● **Work instructions**:
Extract all of the data and reproduce it precisely.

(Dataset items)
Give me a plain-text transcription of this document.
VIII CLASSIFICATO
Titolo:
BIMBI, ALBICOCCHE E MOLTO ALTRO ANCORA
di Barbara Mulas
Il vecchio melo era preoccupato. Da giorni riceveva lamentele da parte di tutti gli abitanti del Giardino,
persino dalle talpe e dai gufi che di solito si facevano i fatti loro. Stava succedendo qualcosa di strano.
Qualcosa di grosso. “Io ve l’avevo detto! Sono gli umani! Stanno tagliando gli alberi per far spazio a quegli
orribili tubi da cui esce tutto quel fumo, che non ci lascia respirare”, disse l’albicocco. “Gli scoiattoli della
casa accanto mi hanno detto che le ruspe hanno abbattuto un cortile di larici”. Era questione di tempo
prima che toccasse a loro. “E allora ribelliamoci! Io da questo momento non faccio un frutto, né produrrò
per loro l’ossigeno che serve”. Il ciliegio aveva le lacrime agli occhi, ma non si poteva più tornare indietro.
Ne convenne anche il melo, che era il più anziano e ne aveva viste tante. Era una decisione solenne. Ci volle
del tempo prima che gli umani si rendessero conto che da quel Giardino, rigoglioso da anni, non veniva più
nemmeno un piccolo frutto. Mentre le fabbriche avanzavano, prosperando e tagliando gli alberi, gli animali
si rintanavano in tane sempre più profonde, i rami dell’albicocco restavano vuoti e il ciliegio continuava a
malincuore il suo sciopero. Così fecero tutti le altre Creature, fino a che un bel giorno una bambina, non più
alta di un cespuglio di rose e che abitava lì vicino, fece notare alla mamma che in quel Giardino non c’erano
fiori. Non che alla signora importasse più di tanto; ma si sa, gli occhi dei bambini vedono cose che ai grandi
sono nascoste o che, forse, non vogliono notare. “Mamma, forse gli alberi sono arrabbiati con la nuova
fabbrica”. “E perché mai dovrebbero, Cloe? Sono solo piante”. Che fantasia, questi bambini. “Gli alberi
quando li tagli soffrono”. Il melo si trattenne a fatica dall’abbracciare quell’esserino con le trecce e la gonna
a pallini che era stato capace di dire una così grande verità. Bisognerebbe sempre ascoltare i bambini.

● **Solution for this problem**:
Give me a plain-text transcription of this document.
VIII CLASSIFICATO
Titolo:
BIMBI, ALBICOCCHE E MOLTO ALTRO ANCORA
di Barbara Mulas
Il vecchio melo era preoccupato. Da giorni riceveva lamentele da parte di tutti gli abitanti del Giardino,
persino dalle talpe e dai gufi che di solito si facevano i fatti loro. Stava succedendo qualcosa di strano.
Qualcosa di grosso. “Io ve l’avevo detto! Sono gli umani! Stanno tagliando gli alberi per far spazio a quegli
orribili tubi da cui esce tutto quel fumo, che non ci lascia respirare”, disse l’albicocco. “Gli scoiattoli della
casa accanto mi hanno detto che le ruspe hanno abbattuto un cortile di larici”. Era questione di tempo
prima che toccasse a loro. “E allora ribelliamoci! Io da questo momento non faccio un frutto, né produrrò
per loro l’ossigeno che serve”. Il ciliegio aveva le lacrime agli occhi, ma non si poteva più tornare indietro.
Ne convenne anche il melo, che era il più anziano e ne aveva viste tante. Era una decisione solenne. Ci volle
del tempo prima che gli umani si rendessero conto che da quel Giardino, rigoglioso da anni, non veniva più
nemmeno un piccolo frutto. Mentre le fabbriche avanzavano, prosperando e tagliando gli alberi, gli animali
si rintanavano in tane sempre più profonde, i rami dell’albicocco restavano vuoti e il ciliegio continuava a
malincuore il suo sciopero. Così fecero tutti le altre Creature, fino a che un bel giorno una bambina, non più
alta di un cespuglio di rose e che abitava lì vicino, fece notare alla mamma che in quel Giardino non c’erano
fiori. Non che alla signora importasse più di tanto; ma si sa, gli occhi dei bambini vedono cose che ai grandi
sono nascoste o che, forse, non vogliono notare. “Mamma, forse gli alberi sono arrabbiati con la nuova
fabbrica”. “E perché mai dovrebbero, Cloe? Sono solo piante”. Che fantasia, questi bambini. “Gli alberi
quando li tagli soffrono”. Il melo si trattenne a fatica dall’abbracciare quell’esserino con le trecce e la gonna
a pallini che era stato capace di dire una così grande verità. Bisognerebbe sempre ascoltare i bambini.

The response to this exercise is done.